··· Given records
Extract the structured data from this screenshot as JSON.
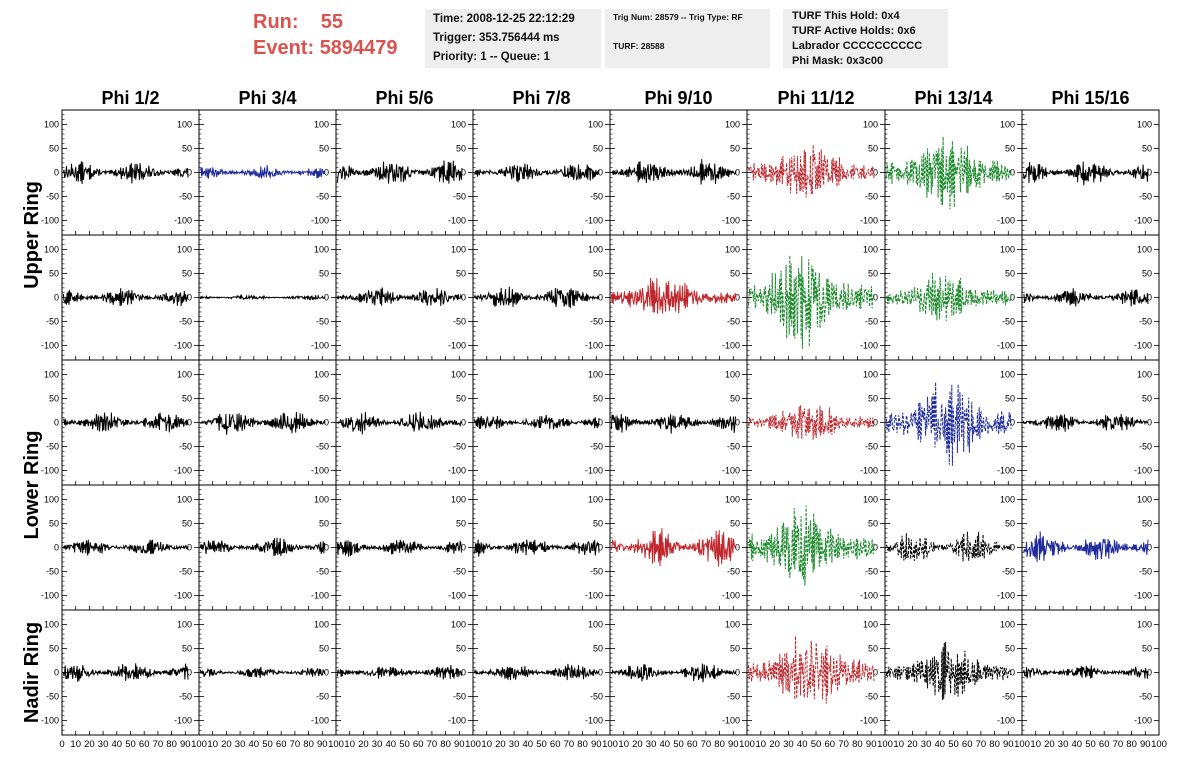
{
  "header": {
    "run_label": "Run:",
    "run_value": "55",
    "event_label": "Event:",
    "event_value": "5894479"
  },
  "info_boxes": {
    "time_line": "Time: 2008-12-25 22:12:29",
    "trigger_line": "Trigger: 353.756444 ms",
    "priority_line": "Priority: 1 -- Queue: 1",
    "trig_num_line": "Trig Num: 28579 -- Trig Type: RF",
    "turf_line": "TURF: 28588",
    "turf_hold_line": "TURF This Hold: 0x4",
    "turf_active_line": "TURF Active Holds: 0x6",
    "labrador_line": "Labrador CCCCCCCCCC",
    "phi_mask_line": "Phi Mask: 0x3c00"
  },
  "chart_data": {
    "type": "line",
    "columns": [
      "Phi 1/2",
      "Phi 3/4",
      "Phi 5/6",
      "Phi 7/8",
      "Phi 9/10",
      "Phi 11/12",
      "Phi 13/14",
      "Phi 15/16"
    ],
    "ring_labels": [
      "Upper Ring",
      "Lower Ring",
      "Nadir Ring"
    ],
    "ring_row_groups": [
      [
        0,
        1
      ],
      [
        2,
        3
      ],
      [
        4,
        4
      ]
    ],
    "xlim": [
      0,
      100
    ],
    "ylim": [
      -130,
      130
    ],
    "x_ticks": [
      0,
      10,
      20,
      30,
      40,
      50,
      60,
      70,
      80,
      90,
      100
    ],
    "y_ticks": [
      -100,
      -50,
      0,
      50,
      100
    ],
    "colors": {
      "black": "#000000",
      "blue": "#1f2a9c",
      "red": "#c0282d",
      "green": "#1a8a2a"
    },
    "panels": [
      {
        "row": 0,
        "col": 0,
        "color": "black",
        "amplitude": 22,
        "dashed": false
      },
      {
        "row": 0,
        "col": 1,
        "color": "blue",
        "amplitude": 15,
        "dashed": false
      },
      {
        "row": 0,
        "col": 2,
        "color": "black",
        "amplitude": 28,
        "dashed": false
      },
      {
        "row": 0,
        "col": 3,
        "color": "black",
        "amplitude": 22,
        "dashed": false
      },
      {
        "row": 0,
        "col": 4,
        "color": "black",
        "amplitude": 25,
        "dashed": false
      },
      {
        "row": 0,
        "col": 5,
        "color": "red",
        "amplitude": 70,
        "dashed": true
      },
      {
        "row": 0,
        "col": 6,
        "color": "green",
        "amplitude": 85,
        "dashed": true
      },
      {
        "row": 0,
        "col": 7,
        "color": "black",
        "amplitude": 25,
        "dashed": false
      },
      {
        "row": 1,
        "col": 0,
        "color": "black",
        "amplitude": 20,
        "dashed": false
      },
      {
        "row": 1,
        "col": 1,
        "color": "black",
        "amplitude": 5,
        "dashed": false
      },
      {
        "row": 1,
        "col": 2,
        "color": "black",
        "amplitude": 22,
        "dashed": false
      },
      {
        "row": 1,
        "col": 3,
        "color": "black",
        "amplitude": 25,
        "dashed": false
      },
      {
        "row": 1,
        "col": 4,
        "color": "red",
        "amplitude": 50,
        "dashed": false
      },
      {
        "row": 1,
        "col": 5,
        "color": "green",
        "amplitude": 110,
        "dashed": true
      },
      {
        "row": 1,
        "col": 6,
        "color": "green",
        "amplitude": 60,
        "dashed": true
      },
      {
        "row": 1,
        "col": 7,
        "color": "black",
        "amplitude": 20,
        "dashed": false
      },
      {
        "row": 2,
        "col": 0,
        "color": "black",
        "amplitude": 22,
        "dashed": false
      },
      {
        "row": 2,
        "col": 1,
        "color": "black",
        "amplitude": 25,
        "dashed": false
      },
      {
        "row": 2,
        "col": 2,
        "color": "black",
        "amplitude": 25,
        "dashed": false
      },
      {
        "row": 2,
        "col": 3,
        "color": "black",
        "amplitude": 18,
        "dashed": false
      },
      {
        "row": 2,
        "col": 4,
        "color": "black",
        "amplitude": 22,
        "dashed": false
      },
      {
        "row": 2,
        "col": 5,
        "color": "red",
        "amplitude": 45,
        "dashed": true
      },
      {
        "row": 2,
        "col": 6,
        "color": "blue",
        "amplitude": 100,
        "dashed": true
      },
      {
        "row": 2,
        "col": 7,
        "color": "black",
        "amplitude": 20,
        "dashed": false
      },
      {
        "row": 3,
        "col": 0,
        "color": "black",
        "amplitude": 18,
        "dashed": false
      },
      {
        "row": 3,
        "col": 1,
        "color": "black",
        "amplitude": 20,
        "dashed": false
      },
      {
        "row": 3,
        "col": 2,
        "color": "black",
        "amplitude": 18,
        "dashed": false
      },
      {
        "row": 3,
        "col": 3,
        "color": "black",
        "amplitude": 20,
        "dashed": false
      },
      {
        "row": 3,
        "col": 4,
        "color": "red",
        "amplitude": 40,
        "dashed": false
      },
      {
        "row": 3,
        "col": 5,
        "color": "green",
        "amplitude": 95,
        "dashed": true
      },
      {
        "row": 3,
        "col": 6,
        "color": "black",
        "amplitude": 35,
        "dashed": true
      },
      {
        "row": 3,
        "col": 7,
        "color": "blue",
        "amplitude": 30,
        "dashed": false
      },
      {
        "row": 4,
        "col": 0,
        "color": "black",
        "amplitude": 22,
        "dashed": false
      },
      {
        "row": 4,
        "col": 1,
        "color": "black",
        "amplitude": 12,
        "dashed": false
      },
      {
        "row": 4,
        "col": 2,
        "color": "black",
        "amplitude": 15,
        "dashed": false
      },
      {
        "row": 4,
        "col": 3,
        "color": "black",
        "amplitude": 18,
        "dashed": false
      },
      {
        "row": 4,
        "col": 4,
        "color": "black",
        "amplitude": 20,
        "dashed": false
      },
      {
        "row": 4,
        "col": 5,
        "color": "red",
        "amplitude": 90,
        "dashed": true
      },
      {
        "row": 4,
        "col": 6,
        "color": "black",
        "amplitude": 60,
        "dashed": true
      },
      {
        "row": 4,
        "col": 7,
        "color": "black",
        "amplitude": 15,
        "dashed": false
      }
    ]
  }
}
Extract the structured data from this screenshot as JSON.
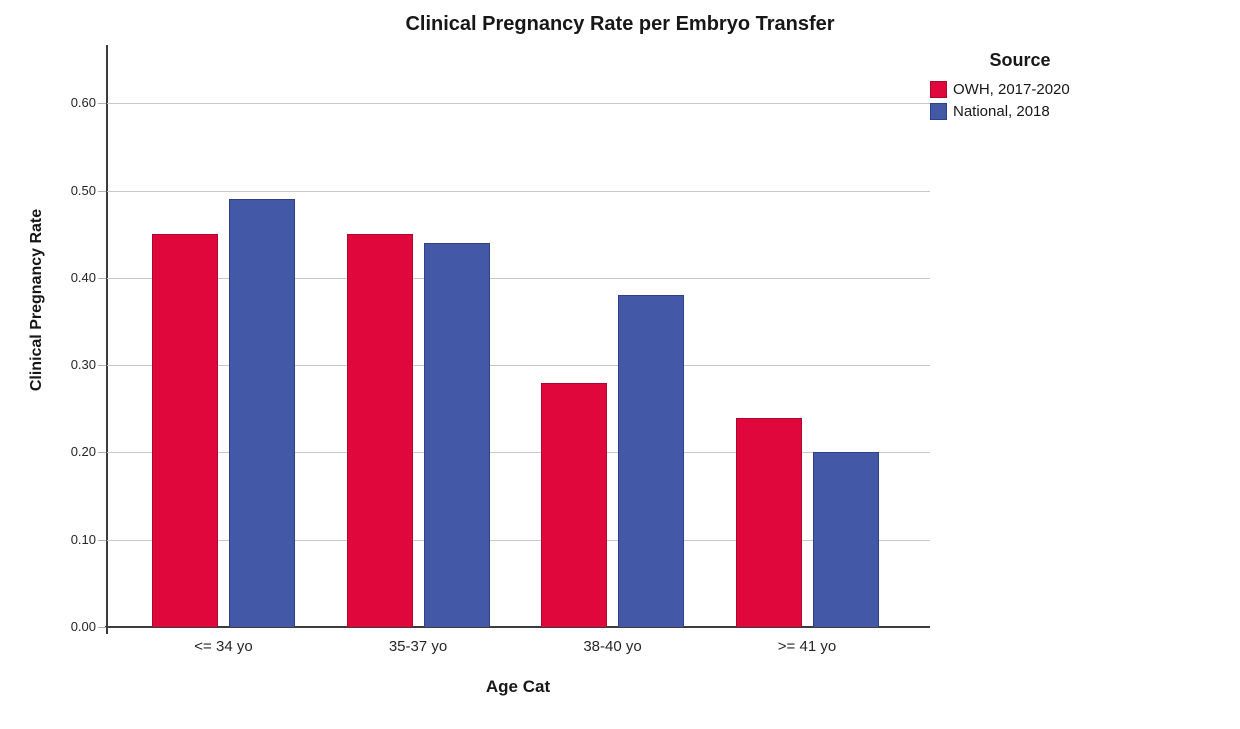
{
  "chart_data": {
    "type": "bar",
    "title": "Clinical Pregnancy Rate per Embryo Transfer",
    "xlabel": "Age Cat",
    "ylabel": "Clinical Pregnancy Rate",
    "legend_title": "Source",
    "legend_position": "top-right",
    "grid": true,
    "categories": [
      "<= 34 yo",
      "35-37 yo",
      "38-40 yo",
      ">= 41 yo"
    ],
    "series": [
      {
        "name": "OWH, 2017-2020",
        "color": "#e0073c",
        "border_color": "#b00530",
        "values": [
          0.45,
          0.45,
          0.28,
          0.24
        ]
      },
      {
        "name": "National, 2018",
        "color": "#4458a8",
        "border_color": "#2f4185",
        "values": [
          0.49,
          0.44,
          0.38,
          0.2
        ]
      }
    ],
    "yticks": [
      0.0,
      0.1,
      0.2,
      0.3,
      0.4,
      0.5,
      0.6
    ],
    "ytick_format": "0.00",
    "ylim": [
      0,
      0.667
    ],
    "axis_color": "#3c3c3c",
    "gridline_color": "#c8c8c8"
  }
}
······
··· Given records
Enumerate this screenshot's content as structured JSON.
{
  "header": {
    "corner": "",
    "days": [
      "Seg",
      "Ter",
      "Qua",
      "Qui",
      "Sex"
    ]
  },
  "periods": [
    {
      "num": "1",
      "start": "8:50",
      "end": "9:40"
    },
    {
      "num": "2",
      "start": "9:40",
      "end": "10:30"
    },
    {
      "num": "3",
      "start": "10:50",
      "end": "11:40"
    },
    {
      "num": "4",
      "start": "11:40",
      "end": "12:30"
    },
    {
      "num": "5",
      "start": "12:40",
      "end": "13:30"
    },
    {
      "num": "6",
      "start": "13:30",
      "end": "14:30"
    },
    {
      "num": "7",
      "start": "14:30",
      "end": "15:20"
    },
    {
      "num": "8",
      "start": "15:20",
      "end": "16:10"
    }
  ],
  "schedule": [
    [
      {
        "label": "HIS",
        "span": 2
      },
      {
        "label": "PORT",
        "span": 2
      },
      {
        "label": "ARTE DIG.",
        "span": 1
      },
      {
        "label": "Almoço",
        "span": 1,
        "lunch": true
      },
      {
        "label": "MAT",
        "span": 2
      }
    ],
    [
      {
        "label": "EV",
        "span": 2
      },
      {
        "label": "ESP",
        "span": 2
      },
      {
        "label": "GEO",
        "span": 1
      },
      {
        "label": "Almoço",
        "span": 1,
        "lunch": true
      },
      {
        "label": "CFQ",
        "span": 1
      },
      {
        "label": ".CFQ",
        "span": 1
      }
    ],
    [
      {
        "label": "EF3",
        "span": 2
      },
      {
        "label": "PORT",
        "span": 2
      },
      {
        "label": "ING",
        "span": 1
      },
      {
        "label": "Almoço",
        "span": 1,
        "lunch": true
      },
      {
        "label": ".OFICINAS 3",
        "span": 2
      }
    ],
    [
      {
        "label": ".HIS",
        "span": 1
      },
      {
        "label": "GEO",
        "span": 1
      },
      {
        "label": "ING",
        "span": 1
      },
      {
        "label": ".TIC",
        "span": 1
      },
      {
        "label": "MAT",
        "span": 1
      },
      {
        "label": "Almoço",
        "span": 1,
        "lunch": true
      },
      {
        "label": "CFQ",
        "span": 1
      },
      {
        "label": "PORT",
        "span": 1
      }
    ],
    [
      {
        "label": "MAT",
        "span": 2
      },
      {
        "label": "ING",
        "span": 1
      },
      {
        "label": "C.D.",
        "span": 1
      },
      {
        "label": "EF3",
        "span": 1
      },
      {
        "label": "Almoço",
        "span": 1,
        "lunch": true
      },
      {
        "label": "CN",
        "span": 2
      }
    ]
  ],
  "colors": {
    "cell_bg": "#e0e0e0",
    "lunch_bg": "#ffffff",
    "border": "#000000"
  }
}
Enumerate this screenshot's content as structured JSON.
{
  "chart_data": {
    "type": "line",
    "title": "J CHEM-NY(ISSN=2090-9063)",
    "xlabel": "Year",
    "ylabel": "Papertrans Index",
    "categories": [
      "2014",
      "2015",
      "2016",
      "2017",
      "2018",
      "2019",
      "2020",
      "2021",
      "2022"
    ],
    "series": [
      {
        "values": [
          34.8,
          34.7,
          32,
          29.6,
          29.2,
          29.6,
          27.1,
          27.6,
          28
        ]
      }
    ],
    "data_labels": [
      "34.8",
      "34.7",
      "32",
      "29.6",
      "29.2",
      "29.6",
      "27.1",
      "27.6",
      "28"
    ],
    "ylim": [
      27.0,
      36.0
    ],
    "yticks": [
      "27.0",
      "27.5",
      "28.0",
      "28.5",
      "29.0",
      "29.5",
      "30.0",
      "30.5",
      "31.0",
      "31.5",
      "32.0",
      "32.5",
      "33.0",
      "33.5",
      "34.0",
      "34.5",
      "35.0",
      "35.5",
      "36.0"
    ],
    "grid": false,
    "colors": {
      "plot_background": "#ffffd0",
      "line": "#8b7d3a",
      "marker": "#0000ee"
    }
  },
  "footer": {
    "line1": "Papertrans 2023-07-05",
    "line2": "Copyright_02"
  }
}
······
▶ Exercise prompt
Where a line of the records above holds the word "Clinical", copy that line.

▶ Correct result
    "title": "Clinical Pregnancy Rate per Embryo Transfer",
    "ylabel": "Clinical Pregnancy Rate",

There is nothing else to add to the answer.